*What you have to do:* Exclude the pictures, then quote exactly the lines from the one holding "Type out the text in this image." through the last line of the records.

[Stored entries]
■ ■ ■
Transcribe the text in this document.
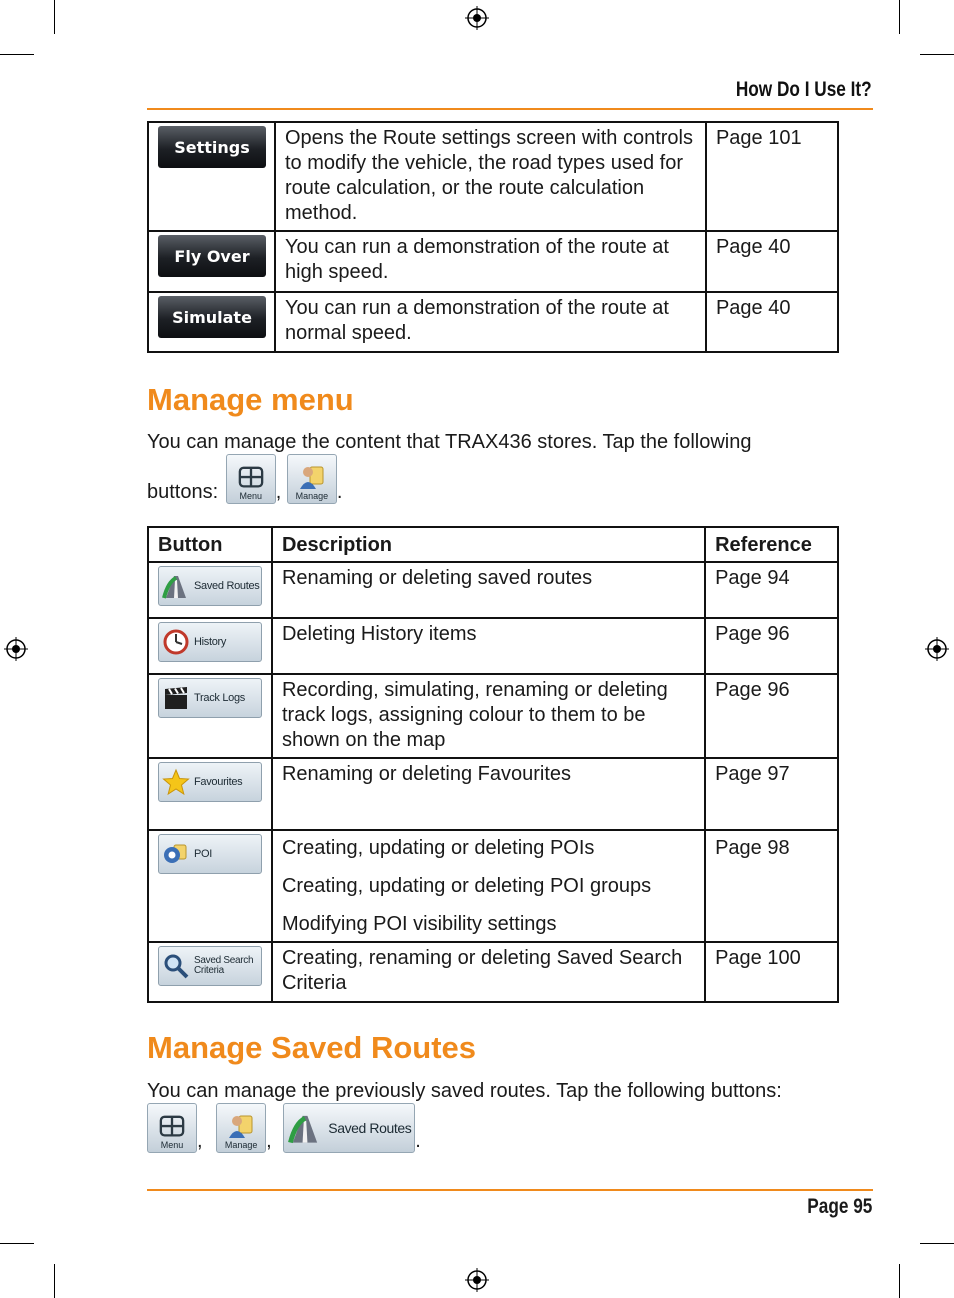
How Do I Use It?
Settings	Opens the Route settings screen with controls to modify the vehicle, the road types used for route calculation, or the route calculation method.	Page 101
Fly Over	You can run a demonstration of the route at high speed.	Page 40
Simulate	You can run a demonstration of the route at normal speed.	Page 40
Manage menu

You can manage the content that TRAX436 stores. Tap the following

buttons: Menu , Manage .
Button	Description	Reference

Saved Routes	Renaming or deleting saved routes	Page 94

History	Deleting History items	Page 96

Track Logs	Recording, simulating, renaming or deleting track logs, assigning colour to them to be shown on the map	Page 96

Favourites	Renaming or deleting Favourites	Page 97

POI	Creating, updating or deleting POIs
Creating, updating or deleting POI groups
Modifying POI visibility settings	Page 98

Saved Search Criteria	Creating, renaming or deleting Saved Search Criteria	Page 100
Manage Saved Routes

You can manage the previously saved routes. Tap the following buttons:

Menu , Manage ,
Saved Routes
.
Page 95
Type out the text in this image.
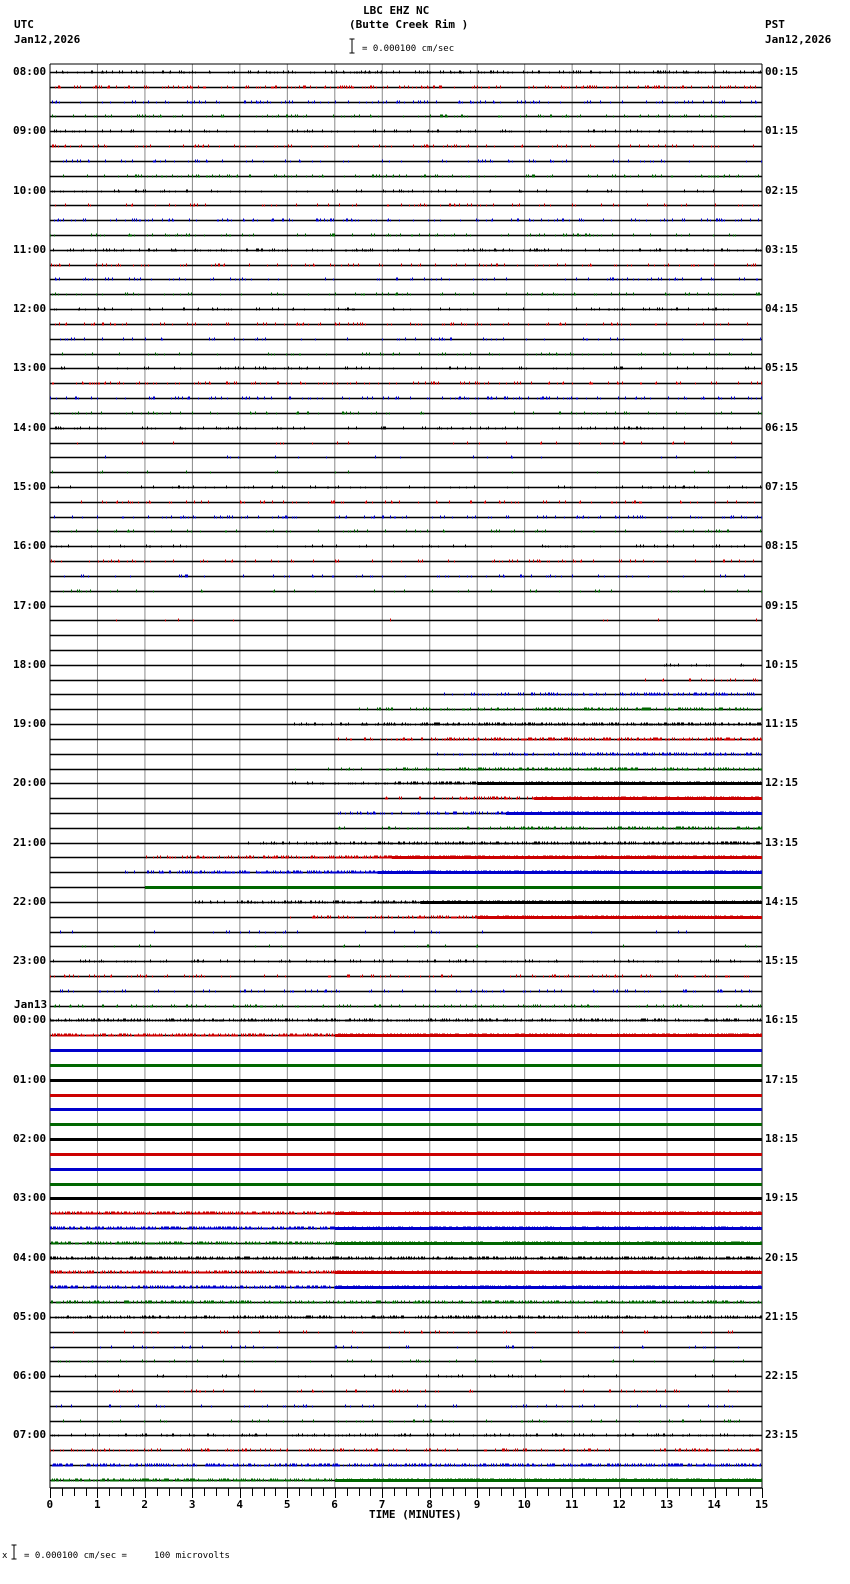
LBC EHZ NC
(Butte Creek Rim )
= 0.000100 cm/sec
UTC
Jan12,2026
PST
Jan12,2026
08:00
09:00
10:00
11:00
12:00
13:00
14:00
15:00
16:00
17:00
18:00
19:00
20:00
21:00
22:00
23:00
Jan13
00:00
01:00
02:00
03:00
04:00
05:00
06:00
07:00
00:15
01:15
02:15
03:15
04:15
05:15
06:15
07:15
08:15
09:15
10:15
11:15
12:15
13:15
14:15
15:15
16:15
17:15
18:15
19:15
20:15
21:15
22:15
23:15
0	1	2	3	4	5	6	7	8	9	10	11	12	13	14	15
TIME (MINUTES)
x = 0.000100 cm/sec =     100 microvolts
■ ■ ■
*Output:*
Type out the text in this image.
LBC EHZ NC
(Butte Creek Rim )
= 0.000100 cm/sec
UTC
Jan12,2026
PST
Jan12,2026
08:00
09:00
10:00
11:00
12:00
13:00
14:00
15:00
16:00
17:00
18:00
19:00
20:00
21:00
22:00
23:00
Jan13
00:00
01:00
02:00
03:00
04:00
05:00
06:00
07:00
00:15
01:15
02:15
03:15
04:15
05:15
06:15
07:15
08:15
09:15
10:15
11:15
12:15
13:15
14:15
15:15
16:15
17:15
18:15
19:15
20:15
21:15
22:15
23:15
0	1	2	3	4	5	6	7	8	9	10	11	12	13	14	15
TIME (MINUTES)
x = 0.000100 cm/sec =     100 microvolts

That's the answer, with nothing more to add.